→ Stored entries
--

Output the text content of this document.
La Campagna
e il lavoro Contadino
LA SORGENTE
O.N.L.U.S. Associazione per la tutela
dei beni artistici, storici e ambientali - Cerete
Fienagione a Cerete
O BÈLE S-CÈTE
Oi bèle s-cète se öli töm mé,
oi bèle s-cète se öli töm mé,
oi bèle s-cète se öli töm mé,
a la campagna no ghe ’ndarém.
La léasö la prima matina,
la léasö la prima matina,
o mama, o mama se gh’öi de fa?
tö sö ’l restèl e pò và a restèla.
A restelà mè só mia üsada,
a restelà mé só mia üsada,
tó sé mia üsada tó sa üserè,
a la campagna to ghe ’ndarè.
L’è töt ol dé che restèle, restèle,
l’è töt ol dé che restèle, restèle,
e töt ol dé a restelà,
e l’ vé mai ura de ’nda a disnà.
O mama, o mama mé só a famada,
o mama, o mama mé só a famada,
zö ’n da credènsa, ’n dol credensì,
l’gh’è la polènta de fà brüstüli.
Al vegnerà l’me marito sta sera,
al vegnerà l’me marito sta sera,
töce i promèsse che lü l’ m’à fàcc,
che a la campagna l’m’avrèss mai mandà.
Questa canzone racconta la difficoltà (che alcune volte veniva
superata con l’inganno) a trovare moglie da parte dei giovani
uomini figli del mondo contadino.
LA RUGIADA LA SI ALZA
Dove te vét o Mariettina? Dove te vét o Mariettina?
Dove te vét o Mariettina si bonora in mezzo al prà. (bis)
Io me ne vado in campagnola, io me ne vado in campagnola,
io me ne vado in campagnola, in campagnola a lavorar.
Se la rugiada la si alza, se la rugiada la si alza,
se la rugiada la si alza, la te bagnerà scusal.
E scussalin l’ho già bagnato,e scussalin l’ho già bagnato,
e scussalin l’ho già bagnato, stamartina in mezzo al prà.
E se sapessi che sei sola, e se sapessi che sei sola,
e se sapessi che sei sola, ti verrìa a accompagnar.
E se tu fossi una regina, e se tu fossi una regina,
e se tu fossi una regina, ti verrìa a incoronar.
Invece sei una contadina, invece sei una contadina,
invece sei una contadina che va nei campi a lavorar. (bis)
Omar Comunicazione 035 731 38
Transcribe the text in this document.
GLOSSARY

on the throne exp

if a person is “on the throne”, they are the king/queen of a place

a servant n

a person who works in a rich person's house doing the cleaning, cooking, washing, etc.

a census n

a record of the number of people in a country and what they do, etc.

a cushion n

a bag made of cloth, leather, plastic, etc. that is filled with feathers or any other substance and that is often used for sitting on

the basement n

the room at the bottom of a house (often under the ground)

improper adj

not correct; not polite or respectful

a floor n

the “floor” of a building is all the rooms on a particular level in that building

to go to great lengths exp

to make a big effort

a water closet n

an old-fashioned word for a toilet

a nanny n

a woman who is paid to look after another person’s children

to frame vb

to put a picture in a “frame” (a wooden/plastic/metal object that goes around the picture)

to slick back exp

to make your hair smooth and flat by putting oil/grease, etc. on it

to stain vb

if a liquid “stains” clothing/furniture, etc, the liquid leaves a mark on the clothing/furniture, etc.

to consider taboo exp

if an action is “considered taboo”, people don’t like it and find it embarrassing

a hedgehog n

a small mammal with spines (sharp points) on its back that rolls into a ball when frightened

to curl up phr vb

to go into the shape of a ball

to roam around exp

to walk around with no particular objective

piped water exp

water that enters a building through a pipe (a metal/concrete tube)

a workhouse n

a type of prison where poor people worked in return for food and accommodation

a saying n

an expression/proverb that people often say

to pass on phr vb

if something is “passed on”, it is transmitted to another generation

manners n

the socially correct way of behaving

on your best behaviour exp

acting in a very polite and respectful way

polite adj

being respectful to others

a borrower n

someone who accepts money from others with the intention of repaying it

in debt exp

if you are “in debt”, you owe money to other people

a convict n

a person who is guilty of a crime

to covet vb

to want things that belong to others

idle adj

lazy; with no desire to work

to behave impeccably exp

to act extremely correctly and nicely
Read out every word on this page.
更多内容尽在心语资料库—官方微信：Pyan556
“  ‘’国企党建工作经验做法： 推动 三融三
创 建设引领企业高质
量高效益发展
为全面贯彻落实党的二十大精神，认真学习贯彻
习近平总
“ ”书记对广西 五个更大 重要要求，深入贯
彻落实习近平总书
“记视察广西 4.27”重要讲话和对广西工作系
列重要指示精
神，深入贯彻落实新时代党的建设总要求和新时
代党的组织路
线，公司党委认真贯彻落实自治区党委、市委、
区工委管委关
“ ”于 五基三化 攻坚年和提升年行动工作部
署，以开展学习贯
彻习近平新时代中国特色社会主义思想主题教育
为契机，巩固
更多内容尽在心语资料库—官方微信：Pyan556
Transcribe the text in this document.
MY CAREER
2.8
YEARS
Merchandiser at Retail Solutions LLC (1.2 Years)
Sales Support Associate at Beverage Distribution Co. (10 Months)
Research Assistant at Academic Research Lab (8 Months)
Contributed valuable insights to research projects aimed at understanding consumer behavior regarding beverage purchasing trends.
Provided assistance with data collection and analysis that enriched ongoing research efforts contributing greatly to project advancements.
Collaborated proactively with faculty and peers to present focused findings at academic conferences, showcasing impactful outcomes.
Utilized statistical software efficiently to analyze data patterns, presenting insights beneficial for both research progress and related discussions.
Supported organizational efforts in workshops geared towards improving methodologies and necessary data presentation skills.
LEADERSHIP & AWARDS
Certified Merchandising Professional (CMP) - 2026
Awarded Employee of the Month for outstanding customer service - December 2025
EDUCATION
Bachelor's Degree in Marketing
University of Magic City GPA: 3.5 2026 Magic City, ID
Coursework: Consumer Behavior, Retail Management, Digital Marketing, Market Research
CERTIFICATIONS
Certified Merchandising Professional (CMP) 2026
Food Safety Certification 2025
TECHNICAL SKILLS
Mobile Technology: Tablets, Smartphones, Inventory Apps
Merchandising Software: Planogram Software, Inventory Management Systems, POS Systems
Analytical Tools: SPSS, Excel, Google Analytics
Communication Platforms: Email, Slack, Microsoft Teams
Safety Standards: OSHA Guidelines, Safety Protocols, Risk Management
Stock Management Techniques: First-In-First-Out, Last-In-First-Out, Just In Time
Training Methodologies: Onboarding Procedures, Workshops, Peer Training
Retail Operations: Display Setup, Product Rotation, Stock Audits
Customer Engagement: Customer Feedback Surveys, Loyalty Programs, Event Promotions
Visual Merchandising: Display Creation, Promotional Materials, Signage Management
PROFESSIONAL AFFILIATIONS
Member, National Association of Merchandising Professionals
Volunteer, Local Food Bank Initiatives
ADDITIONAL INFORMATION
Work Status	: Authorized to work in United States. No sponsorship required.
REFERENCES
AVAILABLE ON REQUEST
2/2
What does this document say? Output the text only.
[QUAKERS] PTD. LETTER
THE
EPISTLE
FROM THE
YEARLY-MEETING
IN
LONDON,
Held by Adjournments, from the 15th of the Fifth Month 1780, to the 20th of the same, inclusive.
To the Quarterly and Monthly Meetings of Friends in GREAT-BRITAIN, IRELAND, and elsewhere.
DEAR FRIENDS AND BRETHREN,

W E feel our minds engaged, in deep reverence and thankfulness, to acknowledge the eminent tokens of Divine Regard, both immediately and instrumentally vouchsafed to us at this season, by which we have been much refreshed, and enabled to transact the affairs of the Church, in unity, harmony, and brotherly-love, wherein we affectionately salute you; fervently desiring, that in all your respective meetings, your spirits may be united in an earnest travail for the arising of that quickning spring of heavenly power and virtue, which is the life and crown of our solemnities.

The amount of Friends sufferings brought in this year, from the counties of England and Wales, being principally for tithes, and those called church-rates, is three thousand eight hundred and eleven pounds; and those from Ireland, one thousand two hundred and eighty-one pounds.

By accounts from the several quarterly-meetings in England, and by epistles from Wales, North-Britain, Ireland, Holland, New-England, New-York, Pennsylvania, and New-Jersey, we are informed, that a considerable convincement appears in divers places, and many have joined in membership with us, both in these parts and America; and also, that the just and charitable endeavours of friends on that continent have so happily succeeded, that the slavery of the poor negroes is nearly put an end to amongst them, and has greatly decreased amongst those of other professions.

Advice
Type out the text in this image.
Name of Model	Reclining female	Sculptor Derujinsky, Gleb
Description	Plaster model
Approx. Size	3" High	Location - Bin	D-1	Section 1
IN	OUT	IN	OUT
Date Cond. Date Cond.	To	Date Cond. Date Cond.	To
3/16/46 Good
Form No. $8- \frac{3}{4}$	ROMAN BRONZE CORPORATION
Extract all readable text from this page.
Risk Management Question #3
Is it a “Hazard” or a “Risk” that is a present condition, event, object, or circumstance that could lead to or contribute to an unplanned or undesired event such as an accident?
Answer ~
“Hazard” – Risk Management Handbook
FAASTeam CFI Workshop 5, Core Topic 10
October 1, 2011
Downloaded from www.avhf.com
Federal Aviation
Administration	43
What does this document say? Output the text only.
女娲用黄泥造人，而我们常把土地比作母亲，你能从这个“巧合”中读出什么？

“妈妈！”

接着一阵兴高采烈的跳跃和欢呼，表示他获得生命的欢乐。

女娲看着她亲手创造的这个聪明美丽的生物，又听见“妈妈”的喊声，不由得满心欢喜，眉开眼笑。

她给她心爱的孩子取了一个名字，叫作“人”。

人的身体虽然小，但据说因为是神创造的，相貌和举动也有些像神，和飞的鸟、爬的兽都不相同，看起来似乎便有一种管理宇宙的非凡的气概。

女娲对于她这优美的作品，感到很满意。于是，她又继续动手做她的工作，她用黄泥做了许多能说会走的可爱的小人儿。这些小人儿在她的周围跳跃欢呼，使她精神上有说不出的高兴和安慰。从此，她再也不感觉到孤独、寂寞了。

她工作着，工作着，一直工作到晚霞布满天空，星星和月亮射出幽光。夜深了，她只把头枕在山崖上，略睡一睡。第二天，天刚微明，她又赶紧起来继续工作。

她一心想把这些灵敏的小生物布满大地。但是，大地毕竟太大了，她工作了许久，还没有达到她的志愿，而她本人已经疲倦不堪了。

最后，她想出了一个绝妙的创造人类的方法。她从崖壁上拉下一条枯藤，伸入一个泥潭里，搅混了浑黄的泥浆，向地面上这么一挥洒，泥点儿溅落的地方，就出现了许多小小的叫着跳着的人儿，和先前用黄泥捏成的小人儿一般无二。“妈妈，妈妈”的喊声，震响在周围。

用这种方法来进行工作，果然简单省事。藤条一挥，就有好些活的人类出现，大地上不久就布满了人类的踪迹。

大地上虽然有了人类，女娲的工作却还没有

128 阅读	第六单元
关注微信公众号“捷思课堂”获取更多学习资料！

--

→ OBJECTIVE
Each line that contains the string "Months" counts once; say how many there are and nothing else.

→ ANSWER TO THE TASK
2